Written task: Print each line exactly as it is given.

Dataset entries on figures
((

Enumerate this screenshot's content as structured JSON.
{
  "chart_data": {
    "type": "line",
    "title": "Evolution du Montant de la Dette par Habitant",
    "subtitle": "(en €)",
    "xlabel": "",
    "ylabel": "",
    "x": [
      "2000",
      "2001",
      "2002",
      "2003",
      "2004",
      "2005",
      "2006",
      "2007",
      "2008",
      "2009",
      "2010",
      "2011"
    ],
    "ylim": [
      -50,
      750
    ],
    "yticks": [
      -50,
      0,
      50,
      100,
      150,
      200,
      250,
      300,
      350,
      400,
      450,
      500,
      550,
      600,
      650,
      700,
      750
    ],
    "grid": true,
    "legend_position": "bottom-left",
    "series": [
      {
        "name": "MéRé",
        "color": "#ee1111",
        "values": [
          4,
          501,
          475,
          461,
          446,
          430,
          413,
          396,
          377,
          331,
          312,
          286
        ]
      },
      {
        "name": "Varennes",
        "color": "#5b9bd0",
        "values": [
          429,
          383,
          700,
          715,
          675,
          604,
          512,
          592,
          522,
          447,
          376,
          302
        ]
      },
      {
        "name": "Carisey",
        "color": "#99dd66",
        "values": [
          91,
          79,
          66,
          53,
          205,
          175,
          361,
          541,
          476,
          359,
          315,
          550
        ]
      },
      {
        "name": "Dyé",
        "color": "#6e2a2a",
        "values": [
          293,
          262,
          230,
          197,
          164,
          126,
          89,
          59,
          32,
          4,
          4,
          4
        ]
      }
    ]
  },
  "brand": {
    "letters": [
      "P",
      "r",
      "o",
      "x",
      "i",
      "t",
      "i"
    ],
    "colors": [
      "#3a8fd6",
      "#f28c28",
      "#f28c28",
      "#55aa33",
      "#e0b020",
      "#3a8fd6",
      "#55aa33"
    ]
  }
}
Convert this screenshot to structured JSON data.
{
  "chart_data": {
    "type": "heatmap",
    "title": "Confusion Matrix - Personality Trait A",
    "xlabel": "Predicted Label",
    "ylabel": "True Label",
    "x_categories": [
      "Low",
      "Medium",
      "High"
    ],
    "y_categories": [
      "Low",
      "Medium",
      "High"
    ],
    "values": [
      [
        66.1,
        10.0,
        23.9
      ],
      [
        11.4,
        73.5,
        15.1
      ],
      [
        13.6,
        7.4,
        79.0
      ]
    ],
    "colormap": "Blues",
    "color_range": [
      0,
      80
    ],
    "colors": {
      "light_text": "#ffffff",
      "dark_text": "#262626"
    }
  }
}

))

Answer to the problem:
Enumerate this screenshot's content as structured JSON.
{
  "chart_data": {
    "type": "line",
    "title": "Evolution du Montant de la Dette par Habitant",
    "subtitle": "(en €)",
    "xlabel": "",
    "ylabel": "",
    "x": [
      "2000",
      "2001",
      "2002",
      "2003",
      "2004",
      "2005",
      "2006",
      "2007",
      "2008",
      "2009",
      "2010",
      "2011"
    ],
    "ylim": [
      -50,
      750
    ],
    "yticks": [
      -50,
      0,
      50,
      100,
      150,
      200,
      250,
      300,
      350,
      400,
      450,
      500,
      550,
      600,
      650,
      700,
      750
    ],
    "grid": true,
    "legend_position": "bottom-left",
    "series": [
      {
        "name": "MéRé",
        "color": "#ee1111",
        "values": [
          4,
          501,
          475,
          461,
          446,
          430,
          413,
          396,
          377,
          331,
          312,
          286
        ]
      },
      {
        "name": "Varennes",
        "color": "#5b9bd0",
        "values": [
          429,
          383,
          700,
          715,
          675,
          604,
          512,
          592,
          522,
          447,
          376,
          302
        ]
      },
      {
        "name": "Carisey",
        "color": "#99dd66",
        "values": [
          91,
          79,
          66,
          53,
          205,
          175,
          361,
          541,
          476,
          359,
          315,
          550
        ]
      },
      {
        "name": "Dyé",
        "color": "#6e2a2a",
        "values": [
          293,
          262,
          230,
          197,
          164,
          126,
          89,
          59,
          32,
          4,
          4,
          4
        ]
      }
    ]
  },
  "brand": {
    "letters": [
      "P",
      "r",
      "o",
      "x",
      "i",
      "t",
      "i"
    ],
    "colors": [
      "#3a8fd6",
      "#f28c28",
      "#f28c28",
      "#55aa33",
      "#e0b020",
      "#3a8fd6",
      "#55aa33"
    ]
  }
}
Convert this screenshot to structured JSON data.
{
  "chart_data": {
    "type": "heatmap",
    "title": "Confusion Matrix - Personality Trait A",
    "xlabel": "Predicted Label",
    "ylabel": "True Label",
    "x_categories": [
      "Low",
      "Medium",
      "High"
    ],
    "y_categories": [
      "Low",
      "Medium",
      "High"
    ],
    "values": [
      [
        66.1,
        10.0,
        23.9
      ],
      [
        11.4,
        73.5,
        15.1
      ],
      [
        13.6,
        7.4,
        79.0
      ]
    ],
    "colormap": "Blues",
    "color_range": [
      0,
      80
    ],
    "colors": {
      "light_text": "#ffffff",
      "dark_text": "#262626"
    }
  }
}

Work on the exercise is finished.